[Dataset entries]
>> Begin

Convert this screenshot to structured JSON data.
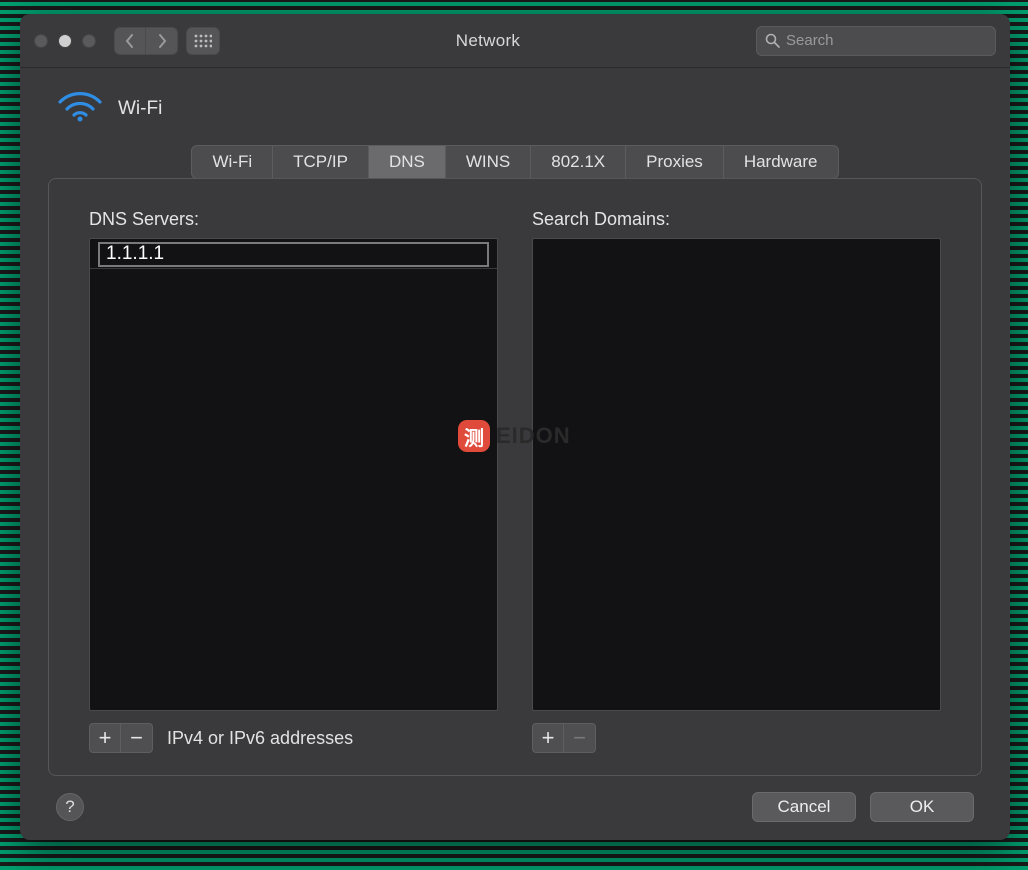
{
  "window": {
    "title": "Network"
  },
  "search": {
    "placeholder": "Search"
  },
  "header": {
    "label": "Wi-Fi"
  },
  "tabs": [
    {
      "label": "Wi-Fi",
      "selected": false
    },
    {
      "label": "TCP/IP",
      "selected": false
    },
    {
      "label": "DNS",
      "selected": true
    },
    {
      "label": "WINS",
      "selected": false
    },
    {
      "label": "802.1X",
      "selected": false
    },
    {
      "label": "Proxies",
      "selected": false
    },
    {
      "label": "Hardware",
      "selected": false
    }
  ],
  "dns": {
    "servers_label": "DNS Servers:",
    "servers": [
      "1.1.1.1"
    ],
    "editing_index": 0,
    "hint": "IPv4 or IPv6 addresses",
    "domains_label": "Search Domains:",
    "domains": []
  },
  "buttons": {
    "add": "+",
    "remove": "−",
    "cancel": "Cancel",
    "ok": "OK",
    "help": "?"
  },
  "watermark": {
    "badge": "测",
    "text": "EIDON"
  }
}
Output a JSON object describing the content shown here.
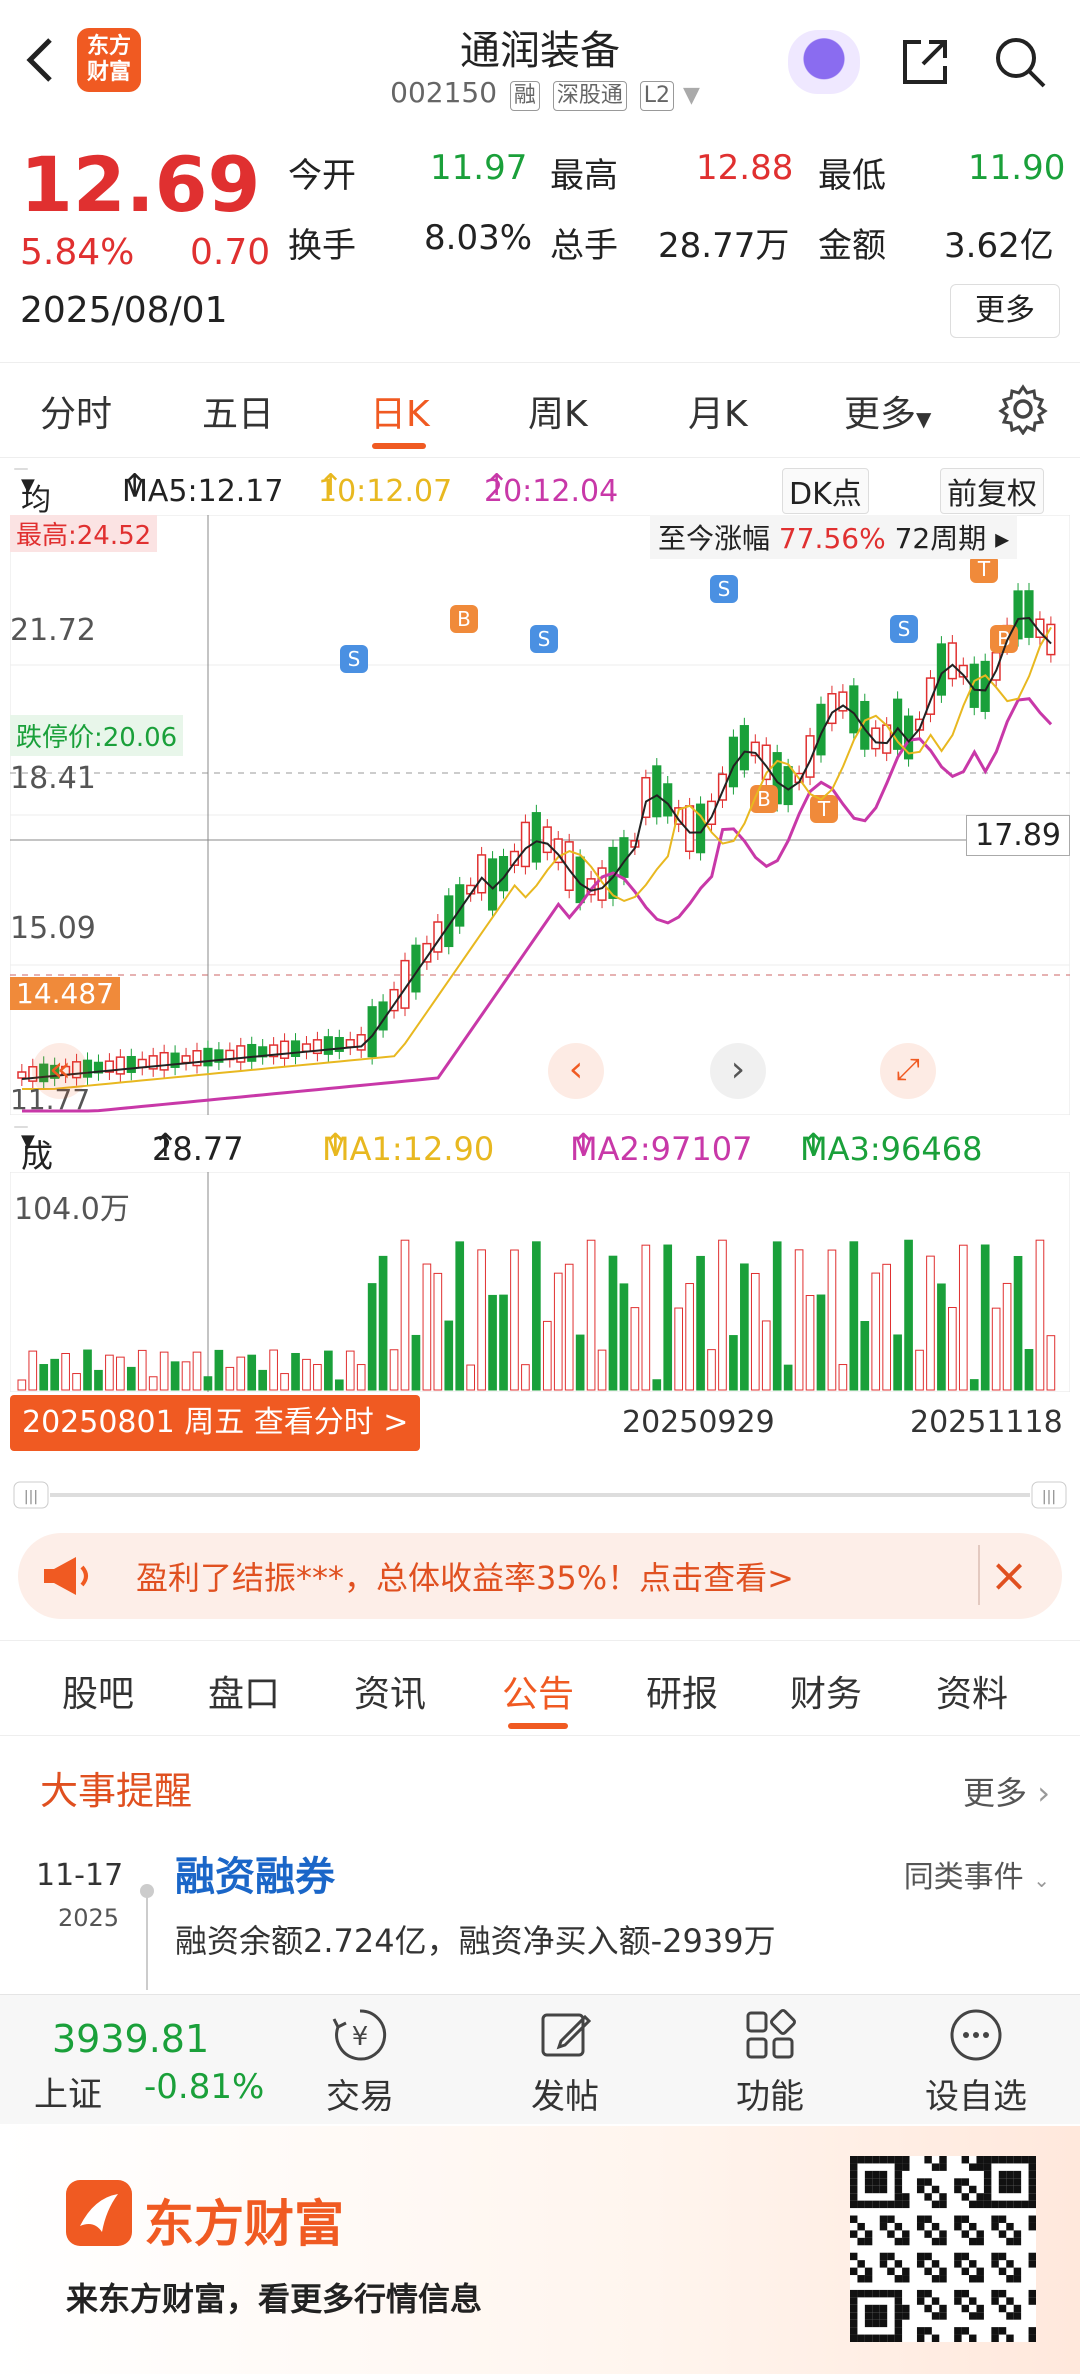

>> End

Exclude all images and restate the records above word for word.

Convert this screenshot to structured JSON data.
{
  "window": {
    "title": "Network"
  },
  "search": {
    "placeholder": "Search"
  },
  "header": {
    "label": "Wi-Fi"
  },
  "tabs": [
    {
      "label": "Wi-Fi",
      "selected": false
    },
    {
      "label": "TCP/IP",
      "selected": false
    },
    {
      "label": "DNS",
      "selected": true
    },
    {
      "label": "WINS",
      "selected": false
    },
    {
      "label": "802.1X",
      "selected": false
    },
    {
      "label": "Proxies",
      "selected": false
    },
    {
      "label": "Hardware",
      "selected": false
    }
  ],
  "dns": {
    "servers_label": "DNS Servers:",
    "servers": [
      "1.1.1.1"
    ],
    "editing_index": 0,
    "hint": "IPv4 or IPv6 addresses",
    "domains_label": "Search Domains:",
    "domains": []
  },
  "buttons": {
    "add": "+",
    "remove": "−",
    "cancel": "Cancel",
    "ok": "OK",
    "help": "?"
  },
  "watermark": {
    "badge": "测",
    "text": "EIDON"
  }
}
Output a JSON object describing the content shown here.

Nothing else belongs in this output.